The request -> Print the line containing "Give me the" and each line after it through the end, please, with nothing added.

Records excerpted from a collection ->
^^^^^^^^

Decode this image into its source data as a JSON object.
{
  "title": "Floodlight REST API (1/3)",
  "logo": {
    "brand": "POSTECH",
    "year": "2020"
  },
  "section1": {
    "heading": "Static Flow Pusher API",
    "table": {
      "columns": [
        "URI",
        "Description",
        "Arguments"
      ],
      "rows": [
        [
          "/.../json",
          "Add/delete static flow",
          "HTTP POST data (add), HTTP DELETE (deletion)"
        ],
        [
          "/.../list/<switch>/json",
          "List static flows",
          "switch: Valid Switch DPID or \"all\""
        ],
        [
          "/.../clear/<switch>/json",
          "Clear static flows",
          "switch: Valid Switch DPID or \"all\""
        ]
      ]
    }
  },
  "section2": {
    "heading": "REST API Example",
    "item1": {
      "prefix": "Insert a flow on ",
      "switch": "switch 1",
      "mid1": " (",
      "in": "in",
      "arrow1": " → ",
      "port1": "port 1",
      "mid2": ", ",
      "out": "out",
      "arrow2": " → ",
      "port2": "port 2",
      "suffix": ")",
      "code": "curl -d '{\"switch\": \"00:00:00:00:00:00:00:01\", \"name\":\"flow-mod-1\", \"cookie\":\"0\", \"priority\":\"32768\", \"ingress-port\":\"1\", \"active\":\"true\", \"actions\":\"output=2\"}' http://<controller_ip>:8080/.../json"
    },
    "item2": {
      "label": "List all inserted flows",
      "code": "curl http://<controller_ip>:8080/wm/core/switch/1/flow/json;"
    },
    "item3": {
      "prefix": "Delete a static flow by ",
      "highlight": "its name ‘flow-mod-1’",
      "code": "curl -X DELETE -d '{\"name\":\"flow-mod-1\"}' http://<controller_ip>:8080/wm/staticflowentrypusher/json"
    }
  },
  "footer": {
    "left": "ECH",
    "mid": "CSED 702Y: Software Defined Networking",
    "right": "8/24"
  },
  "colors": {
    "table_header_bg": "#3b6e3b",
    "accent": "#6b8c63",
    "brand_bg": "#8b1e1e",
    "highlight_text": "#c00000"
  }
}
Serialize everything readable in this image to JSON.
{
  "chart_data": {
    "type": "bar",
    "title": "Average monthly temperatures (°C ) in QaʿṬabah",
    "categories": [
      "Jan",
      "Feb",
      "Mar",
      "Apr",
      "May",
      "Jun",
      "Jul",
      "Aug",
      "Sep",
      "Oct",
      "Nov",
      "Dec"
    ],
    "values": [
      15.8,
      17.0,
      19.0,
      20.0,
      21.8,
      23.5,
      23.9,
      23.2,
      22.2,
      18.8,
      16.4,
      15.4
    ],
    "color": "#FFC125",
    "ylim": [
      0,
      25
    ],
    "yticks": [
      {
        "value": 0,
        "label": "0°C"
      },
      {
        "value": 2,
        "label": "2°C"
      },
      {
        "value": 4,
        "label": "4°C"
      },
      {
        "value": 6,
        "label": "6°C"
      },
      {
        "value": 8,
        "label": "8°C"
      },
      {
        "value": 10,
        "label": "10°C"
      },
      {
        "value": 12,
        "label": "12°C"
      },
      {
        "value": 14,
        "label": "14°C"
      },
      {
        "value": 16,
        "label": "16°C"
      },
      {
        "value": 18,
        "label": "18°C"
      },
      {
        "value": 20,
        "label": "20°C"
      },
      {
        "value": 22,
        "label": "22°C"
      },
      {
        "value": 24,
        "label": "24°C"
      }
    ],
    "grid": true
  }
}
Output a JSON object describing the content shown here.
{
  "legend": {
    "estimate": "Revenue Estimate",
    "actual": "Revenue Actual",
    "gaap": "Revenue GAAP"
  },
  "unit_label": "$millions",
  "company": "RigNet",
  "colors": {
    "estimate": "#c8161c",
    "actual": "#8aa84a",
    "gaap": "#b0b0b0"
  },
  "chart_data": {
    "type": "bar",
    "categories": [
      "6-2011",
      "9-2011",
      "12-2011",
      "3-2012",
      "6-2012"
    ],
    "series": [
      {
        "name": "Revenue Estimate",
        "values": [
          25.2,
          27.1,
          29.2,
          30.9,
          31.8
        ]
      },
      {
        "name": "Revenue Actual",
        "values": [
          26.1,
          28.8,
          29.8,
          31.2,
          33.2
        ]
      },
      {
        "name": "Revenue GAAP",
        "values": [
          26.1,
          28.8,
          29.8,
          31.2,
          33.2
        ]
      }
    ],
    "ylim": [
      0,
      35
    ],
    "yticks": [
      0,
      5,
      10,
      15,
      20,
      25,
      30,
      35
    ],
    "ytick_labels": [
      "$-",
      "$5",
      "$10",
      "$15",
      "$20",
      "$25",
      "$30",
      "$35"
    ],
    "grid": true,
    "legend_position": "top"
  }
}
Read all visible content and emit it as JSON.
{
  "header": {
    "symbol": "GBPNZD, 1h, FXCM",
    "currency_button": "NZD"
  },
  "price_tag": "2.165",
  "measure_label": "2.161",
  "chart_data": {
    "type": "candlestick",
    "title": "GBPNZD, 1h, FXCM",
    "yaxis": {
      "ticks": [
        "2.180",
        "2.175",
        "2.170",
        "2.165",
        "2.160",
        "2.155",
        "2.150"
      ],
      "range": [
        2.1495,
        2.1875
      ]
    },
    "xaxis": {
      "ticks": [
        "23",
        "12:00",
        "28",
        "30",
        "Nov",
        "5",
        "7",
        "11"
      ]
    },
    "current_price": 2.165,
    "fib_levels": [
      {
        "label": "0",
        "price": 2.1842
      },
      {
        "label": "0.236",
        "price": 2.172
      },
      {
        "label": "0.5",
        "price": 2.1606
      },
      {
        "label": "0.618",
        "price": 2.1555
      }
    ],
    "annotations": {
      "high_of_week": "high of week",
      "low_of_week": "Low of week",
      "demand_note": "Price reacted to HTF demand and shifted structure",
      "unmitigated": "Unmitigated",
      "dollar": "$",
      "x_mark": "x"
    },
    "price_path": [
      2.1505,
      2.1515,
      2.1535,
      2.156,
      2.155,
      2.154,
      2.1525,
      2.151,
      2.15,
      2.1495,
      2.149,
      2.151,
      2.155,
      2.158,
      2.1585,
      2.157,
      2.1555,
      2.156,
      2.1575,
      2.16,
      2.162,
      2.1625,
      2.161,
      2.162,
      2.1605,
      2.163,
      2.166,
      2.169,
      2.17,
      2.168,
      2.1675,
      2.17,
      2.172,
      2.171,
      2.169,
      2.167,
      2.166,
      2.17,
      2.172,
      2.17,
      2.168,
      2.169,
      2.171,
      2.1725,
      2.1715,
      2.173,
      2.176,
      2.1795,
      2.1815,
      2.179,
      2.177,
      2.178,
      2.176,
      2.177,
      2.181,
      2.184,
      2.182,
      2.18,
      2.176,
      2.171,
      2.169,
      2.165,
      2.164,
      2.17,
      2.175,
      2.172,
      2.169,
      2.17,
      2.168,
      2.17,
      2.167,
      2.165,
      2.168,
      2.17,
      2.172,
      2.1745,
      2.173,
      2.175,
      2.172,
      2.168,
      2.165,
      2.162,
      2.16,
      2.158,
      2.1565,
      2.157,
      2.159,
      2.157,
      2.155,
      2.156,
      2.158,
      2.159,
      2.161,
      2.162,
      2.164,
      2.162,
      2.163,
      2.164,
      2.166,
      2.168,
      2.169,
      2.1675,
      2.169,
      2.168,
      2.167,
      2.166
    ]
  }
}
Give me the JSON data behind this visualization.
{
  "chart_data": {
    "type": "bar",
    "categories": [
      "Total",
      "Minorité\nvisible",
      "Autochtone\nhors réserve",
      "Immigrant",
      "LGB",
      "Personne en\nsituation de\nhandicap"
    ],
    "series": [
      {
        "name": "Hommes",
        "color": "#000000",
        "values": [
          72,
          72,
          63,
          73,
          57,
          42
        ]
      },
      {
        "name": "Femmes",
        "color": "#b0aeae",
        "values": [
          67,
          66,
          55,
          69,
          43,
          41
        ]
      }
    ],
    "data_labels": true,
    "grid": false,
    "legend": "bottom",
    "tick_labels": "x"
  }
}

^^^^^^^^

Output ->
Give me the JSON data behind this visualization.
{
  "chart_data": {
    "type": "bar",
    "categories": [
      "Total",
      "Minorité\nvisible",
      "Autochtone\nhors réserve",
      "Immigrant",
      "LGB",
      "Personne en\nsituation de\nhandicap"
    ],
    "series": [
      {
        "name": "Hommes",
        "color": "#000000",
        "values": [
          72,
          72,
          63,
          73,
          57,
          42
        ]
      },
      {
        "name": "Femmes",
        "color": "#b0aeae",
        "values": [
          67,
          66,
          55,
          69,
          43,
          41
        ]
      }
    ],
    "data_labels": true,
    "grid": false,
    "legend": "bottom",
    "tick_labels": "x"
  }
}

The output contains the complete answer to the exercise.